» **WHAT YOU NEED TO DO**: Every line of the material below must be repeated exactly.

Chart and figure data

══════════════════════════════

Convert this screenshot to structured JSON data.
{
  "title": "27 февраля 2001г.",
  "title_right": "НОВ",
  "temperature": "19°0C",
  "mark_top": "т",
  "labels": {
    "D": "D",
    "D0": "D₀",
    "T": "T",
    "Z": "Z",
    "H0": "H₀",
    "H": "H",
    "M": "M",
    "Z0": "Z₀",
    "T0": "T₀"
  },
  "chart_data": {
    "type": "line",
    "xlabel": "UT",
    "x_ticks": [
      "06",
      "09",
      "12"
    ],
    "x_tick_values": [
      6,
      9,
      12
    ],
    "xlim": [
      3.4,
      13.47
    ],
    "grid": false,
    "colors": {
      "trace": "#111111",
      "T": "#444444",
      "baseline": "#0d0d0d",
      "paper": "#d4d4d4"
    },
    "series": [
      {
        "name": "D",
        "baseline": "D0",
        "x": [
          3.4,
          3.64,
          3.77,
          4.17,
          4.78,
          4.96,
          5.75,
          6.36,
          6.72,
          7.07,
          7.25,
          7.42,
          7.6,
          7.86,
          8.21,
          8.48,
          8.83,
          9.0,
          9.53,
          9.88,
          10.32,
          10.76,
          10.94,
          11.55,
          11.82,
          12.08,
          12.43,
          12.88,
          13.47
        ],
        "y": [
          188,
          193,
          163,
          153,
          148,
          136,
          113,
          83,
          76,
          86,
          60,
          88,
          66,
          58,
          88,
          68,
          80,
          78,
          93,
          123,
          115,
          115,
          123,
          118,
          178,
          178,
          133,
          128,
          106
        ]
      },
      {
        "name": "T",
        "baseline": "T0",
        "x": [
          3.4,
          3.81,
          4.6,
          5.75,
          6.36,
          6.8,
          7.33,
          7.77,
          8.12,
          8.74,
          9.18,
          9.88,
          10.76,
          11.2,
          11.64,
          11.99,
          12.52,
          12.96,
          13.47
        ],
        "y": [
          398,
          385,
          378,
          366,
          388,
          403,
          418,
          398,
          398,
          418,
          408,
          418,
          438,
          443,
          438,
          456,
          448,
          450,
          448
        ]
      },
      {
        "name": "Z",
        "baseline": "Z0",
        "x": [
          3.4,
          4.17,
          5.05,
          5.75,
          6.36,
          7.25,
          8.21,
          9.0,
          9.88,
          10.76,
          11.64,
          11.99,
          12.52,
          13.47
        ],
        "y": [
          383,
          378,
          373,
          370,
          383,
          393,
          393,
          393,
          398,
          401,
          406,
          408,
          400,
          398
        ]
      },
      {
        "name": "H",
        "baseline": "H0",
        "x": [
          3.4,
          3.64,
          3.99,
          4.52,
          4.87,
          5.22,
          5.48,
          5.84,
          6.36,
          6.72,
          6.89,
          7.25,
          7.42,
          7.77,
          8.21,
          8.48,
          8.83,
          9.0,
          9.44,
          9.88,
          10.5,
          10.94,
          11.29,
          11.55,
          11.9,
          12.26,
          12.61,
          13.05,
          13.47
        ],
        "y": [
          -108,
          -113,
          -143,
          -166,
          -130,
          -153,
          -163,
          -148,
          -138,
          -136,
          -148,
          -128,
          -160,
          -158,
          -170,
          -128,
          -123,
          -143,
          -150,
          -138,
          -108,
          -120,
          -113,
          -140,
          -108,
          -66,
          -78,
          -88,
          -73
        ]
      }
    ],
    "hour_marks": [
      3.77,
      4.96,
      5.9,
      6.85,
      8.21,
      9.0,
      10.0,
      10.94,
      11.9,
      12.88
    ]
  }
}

══════════════════════════════

» **TASK RESPONSE**:
Convert this screenshot to structured JSON data.
{
  "title": "27 февраля 2001г.",
  "title_right": "НОВ",
  "temperature": "19°0C",
  "mark_top": "т",
  "labels": {
    "D": "D",
    "D0": "D₀",
    "T": "T",
    "Z": "Z",
    "H0": "H₀",
    "H": "H",
    "M": "M",
    "Z0": "Z₀",
    "T0": "T₀"
  },
  "chart_data": {
    "type": "line",
    "xlabel": "UT",
    "x_ticks": [
      "06",
      "09",
      "12"
    ],
    "x_tick_values": [
      6,
      9,
      12
    ],
    "xlim": [
      3.4,
      13.47
    ],
    "grid": false,
    "colors": {
      "trace": "#111111",
      "T": "#444444",
      "baseline": "#0d0d0d",
      "paper": "#d4d4d4"
    },
    "series": [
      {
        "name": "D",
        "baseline": "D0",
        "x": [
          3.4,
          3.64,
          3.77,
          4.17,
          4.78,
          4.96,
          5.75,
          6.36,
          6.72,
          7.07,
          7.25,
          7.42,
          7.6,
          7.86,
          8.21,
          8.48,
          8.83,
          9.0,
          9.53,
          9.88,
          10.32,
          10.76,
          10.94,
          11.55,
          11.82,
          12.08,
          12.43,
          12.88,
          13.47
        ],
        "y": [
          188,
          193,
          163,
          153,
          148,
          136,
          113,
          83,
          76,
          86,
          60,
          88,
          66,
          58,
          88,
          68,
          80,
          78,
          93,
          123,
          115,
          115,
          123,
          118,
          178,
          178,
          133,
          128,
          106
        ]
      },
      {
        "name": "T",
        "baseline": "T0",
        "x": [
          3.4,
          3.81,
          4.6,
          5.75,
          6.36,
          6.8,
          7.33,
          7.77,
          8.12,
          8.74,
          9.18,
          9.88,
          10.76,
          11.2,
          11.64,
          11.99,
          12.52,
          12.96,
          13.47
        ],
        "y": [
          398,
          385,
          378,
          366,
          388,
          403,
          418,
          398,
          398,
          418,
          408,
          418,
          438,
          443,
          438,
          456,
          448,
          450,
          448
        ]
      },
      {
        "name": "Z",
        "baseline": "Z0",
        "x": [
          3.4,
          4.17,
          5.05,
          5.75,
          6.36,
          7.25,
          8.21,
          9.0,
          9.88,
          10.76,
          11.64,
          11.99,
          12.52,
          13.47
        ],
        "y": [
          383,
          378,
          373,
          370,
          383,
          393,
          393,
          393,
          398,
          401,
          406,
          408,
          400,
          398
        ]
      },
      {
        "name": "H",
        "baseline": "H0",
        "x": [
          3.4,
          3.64,
          3.99,
          4.52,
          4.87,
          5.22,
          5.48,
          5.84,
          6.36,
          6.72,
          6.89,
          7.25,
          7.42,
          7.77,
          8.21,
          8.48,
          8.83,
          9.0,
          9.44,
          9.88,
          10.5,
          10.94,
          11.29,
          11.55,
          11.9,
          12.26,
          12.61,
          13.05,
          13.47
        ],
        "y": [
          -108,
          -113,
          -143,
          -166,
          -130,
          -153,
          -163,
          -148,
          -138,
          -136,
          -148,
          -128,
          -160,
          -158,
          -170,
          -128,
          -123,
          -143,
          -150,
          -138,
          -108,
          -120,
          -113,
          -140,
          -108,
          -66,
          -78,
          -88,
          -73
        ]
      }
    ],
    "hour_marks": [
      3.77,
      4.96,
      5.9,
      6.85,
      8.21,
      9.0,
      10.0,
      10.94,
      11.9,
      12.88
    ]
  }
}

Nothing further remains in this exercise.